* _Data in this exercise_:
**********

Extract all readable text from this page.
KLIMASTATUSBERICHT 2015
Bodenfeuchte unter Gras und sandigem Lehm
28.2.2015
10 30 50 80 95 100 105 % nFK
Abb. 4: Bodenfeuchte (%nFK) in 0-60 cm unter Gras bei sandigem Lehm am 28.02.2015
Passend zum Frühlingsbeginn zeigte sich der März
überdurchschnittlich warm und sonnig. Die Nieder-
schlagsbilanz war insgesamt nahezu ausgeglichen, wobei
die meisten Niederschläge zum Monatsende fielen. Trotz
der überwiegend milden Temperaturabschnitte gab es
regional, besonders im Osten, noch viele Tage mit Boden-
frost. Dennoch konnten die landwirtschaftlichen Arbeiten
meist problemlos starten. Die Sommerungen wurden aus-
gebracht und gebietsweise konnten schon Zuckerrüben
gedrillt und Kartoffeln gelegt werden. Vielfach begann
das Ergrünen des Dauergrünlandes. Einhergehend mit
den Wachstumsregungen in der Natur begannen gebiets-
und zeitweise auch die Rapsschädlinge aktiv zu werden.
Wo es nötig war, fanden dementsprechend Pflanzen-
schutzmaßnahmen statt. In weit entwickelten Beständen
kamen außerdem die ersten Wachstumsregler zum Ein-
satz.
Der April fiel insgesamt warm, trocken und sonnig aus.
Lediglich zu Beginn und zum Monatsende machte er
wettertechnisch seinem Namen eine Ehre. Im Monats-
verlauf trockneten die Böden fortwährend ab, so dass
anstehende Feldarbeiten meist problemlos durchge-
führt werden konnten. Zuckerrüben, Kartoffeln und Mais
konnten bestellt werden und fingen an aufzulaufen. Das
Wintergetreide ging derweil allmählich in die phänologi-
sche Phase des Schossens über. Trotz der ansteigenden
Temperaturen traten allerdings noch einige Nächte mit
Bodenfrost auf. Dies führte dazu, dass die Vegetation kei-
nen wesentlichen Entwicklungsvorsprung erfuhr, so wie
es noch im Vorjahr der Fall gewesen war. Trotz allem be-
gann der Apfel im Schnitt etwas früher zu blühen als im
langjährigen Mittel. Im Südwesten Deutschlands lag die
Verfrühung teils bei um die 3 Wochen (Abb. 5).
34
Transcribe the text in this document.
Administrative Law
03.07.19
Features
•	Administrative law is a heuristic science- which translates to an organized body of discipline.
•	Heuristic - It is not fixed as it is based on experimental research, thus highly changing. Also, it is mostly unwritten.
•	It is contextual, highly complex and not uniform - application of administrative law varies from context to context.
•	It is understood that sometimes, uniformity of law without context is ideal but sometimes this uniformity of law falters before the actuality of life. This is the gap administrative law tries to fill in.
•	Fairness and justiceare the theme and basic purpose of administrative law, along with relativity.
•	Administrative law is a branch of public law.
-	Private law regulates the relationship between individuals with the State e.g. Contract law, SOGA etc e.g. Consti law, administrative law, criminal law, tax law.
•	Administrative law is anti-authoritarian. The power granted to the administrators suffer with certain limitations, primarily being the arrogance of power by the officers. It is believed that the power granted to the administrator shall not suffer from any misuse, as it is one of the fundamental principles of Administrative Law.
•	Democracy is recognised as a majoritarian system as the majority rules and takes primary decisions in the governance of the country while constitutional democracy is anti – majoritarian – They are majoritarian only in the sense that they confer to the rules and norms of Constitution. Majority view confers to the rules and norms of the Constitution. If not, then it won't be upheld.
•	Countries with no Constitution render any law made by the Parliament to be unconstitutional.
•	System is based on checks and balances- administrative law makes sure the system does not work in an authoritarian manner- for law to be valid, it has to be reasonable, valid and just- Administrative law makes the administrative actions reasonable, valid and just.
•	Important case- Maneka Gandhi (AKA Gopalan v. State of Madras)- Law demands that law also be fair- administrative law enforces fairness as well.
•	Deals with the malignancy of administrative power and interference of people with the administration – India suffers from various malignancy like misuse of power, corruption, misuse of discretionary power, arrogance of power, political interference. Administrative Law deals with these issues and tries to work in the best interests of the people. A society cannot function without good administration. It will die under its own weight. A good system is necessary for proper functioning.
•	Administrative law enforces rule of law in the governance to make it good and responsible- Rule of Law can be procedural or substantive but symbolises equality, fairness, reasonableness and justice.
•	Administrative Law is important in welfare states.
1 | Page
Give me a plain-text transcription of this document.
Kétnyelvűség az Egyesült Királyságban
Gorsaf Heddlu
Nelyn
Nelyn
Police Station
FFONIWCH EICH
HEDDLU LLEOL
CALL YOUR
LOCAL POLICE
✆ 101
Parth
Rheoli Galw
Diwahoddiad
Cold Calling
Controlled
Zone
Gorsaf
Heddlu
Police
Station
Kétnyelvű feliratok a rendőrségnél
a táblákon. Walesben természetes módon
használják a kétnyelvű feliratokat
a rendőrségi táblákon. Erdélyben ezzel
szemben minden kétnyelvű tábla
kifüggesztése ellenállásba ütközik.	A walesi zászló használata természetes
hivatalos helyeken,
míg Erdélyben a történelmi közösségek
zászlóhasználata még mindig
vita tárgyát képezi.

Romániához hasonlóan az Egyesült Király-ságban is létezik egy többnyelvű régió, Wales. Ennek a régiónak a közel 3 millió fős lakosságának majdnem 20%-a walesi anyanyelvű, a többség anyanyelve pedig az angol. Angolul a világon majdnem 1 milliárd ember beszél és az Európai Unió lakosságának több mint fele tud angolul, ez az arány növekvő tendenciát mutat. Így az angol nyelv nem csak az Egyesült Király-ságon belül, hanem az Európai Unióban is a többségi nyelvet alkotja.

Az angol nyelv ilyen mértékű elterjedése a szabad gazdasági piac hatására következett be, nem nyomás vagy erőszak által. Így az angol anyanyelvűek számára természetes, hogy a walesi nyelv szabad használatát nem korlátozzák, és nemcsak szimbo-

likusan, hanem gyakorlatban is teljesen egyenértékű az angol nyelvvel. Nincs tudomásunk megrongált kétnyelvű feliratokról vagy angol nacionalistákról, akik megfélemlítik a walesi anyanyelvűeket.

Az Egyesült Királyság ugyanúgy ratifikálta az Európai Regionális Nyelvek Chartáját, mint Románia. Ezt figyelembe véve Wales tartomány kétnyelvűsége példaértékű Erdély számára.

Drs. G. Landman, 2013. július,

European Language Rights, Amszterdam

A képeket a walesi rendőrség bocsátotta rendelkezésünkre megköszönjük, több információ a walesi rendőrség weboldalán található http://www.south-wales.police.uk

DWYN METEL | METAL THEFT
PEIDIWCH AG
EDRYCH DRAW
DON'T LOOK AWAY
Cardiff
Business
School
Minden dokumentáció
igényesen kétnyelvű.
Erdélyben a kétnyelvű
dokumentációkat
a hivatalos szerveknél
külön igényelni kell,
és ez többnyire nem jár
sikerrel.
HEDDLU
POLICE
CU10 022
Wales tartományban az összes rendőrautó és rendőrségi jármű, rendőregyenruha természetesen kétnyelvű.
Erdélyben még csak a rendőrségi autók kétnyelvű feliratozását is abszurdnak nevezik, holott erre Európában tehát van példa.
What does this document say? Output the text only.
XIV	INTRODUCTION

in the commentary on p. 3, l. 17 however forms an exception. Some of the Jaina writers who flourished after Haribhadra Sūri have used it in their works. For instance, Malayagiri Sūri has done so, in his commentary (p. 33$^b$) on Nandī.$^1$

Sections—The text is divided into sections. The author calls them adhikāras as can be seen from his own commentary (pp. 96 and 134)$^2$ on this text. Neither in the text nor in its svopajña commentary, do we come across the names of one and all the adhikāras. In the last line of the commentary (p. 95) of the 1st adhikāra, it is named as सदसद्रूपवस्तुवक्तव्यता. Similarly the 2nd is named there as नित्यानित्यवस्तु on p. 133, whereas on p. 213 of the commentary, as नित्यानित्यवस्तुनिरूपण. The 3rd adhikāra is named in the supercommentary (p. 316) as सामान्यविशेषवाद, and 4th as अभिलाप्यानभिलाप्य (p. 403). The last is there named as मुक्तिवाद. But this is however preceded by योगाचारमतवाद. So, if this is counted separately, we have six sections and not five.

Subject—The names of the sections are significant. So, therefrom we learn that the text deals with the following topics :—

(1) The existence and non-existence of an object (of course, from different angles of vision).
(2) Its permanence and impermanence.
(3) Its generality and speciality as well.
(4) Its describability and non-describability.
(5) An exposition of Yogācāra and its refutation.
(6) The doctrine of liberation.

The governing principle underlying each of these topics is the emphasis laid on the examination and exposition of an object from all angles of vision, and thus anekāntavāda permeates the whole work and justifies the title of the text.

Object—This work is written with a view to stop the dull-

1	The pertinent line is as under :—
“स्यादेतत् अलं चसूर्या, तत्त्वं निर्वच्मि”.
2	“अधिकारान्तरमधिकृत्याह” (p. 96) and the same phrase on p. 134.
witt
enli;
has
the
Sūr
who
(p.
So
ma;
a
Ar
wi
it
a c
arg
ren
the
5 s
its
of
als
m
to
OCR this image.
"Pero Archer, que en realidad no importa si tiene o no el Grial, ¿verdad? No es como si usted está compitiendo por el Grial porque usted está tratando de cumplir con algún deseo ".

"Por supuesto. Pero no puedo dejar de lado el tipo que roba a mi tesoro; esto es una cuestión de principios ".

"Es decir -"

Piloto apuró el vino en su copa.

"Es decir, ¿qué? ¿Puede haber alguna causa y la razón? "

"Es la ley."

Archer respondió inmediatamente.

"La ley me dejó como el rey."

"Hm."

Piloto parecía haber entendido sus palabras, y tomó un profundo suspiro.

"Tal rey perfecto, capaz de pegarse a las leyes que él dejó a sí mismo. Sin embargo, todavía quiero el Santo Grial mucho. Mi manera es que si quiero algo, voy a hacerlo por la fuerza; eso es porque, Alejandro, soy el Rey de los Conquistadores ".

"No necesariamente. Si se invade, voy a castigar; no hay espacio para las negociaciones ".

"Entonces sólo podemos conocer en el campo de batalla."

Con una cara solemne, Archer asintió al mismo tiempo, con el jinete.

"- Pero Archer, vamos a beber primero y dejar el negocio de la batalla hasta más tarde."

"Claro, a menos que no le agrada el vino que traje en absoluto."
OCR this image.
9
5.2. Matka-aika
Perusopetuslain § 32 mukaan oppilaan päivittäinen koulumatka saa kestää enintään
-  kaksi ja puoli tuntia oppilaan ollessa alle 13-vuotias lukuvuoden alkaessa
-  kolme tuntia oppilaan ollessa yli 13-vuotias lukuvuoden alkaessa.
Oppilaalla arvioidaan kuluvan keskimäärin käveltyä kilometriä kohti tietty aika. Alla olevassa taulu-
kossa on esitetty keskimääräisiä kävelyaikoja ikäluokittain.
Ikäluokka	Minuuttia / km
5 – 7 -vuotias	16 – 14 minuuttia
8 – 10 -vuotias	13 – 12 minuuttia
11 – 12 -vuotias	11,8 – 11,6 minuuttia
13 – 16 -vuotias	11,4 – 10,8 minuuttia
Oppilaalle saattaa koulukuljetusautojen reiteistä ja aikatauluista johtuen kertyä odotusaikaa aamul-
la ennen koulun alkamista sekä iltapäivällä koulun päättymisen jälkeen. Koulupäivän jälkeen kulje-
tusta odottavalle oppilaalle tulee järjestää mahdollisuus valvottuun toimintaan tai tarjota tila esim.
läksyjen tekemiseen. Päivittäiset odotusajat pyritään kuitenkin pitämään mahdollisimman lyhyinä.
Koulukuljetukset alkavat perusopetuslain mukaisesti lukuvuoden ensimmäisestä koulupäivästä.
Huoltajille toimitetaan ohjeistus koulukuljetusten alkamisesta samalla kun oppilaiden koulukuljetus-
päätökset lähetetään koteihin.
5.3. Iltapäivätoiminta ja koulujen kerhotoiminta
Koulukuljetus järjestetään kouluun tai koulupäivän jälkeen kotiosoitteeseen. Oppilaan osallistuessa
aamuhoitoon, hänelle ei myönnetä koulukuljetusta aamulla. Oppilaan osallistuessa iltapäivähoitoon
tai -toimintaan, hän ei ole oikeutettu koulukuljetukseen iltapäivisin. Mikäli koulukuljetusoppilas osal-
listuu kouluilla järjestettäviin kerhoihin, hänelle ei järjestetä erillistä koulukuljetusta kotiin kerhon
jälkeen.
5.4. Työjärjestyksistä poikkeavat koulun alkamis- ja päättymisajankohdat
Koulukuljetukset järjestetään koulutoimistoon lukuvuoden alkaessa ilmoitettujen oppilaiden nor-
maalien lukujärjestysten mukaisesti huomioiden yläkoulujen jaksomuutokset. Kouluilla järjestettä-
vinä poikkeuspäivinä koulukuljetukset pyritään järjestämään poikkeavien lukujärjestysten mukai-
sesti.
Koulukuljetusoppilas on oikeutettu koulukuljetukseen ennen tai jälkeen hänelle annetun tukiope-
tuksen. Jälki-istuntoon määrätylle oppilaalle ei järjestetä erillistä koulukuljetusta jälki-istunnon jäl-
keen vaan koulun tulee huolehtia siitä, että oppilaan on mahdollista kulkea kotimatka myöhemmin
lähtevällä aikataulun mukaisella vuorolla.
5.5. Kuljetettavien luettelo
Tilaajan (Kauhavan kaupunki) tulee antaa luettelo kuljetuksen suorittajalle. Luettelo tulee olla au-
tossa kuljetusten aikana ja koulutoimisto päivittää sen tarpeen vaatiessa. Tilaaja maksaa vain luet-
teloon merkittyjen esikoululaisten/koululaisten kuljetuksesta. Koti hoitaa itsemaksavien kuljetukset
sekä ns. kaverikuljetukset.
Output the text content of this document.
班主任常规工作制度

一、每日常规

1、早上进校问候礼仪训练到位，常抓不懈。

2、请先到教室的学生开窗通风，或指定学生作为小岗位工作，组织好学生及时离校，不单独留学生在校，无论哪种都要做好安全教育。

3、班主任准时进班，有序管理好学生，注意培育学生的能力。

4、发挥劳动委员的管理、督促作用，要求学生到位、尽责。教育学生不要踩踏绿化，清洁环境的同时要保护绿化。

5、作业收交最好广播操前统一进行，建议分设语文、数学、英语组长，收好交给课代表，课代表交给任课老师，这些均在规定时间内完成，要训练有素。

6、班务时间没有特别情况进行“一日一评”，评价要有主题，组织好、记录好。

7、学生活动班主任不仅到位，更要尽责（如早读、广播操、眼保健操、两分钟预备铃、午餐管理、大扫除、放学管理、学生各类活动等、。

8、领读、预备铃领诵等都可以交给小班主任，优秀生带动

**********

* _What you have to do_: Out of the records, collect only those lines that contain the string "koulukuljetusta".

* _Right answer_:
aamuhoitoon, hänelle ei myönnetä koulukuljetusta aamulla. Oppilaan osallistuessa iltapäivähoitoon
listuu kouluilla järjestettäviin kerhoihin, hänelle ei järjestetä erillistä koulukuljetusta kotiin kerhon
tuksen. Jälki-istuntoon määrätylle oppilaalle ei järjestetä erillistä koulukuljetusta jälki-istunnon jäl-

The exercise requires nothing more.